== Dataset rows ==
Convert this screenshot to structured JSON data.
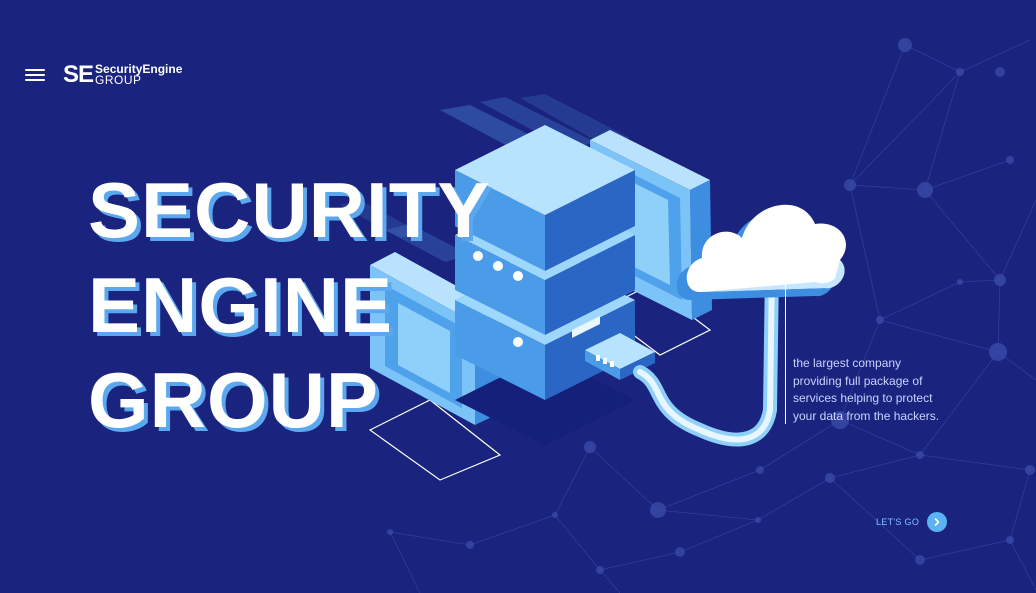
{
  "header": {
    "logo_mark": "SE",
    "logo_line1": "SecurityEngine",
    "logo_line2": "GROUP"
  },
  "hero": {
    "title_lines": [
      "SECURITY",
      "ENGINE",
      "GROUP"
    ]
  },
  "description": {
    "lines": [
      "the largest company",
      "providing full package of",
      "services helping to protect",
      "your data from the hackers."
    ]
  },
  "cta": {
    "label": "LET'S GO"
  },
  "icons": {
    "menu": "hamburger-menu-icon",
    "cta_arrow": "chevron-right-icon"
  },
  "colors": {
    "background": "#1a237e",
    "accent": "#5ab2f2",
    "title_shadow": "#5ba8f0"
  }
}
===
Task brief | Reproduce the entries above exactly. Do not include the images.

Full output |
Convert this screenshot to structured JSON data.
{
  "header": {
    "logo_mark": "SE",
    "logo_line1": "SecurityEngine",
    "logo_line2": "GROUP"
  },
  "hero": {
    "title_lines": [
      "SECURITY",
      "ENGINE",
      "GROUP"
    ]
  },
  "description": {
    "lines": [
      "the largest company",
      "providing full package of",
      "services helping to protect",
      "your data from the hackers."
    ]
  },
  "cta": {
    "label": "LET'S GO"
  },
  "icons": {
    "menu": "hamburger-menu-icon",
    "cta_arrow": "chevron-right-icon"
  },
  "colors": {
    "background": "#1a237e",
    "accent": "#5ab2f2",
    "title_shadow": "#5ba8f0"
  }
}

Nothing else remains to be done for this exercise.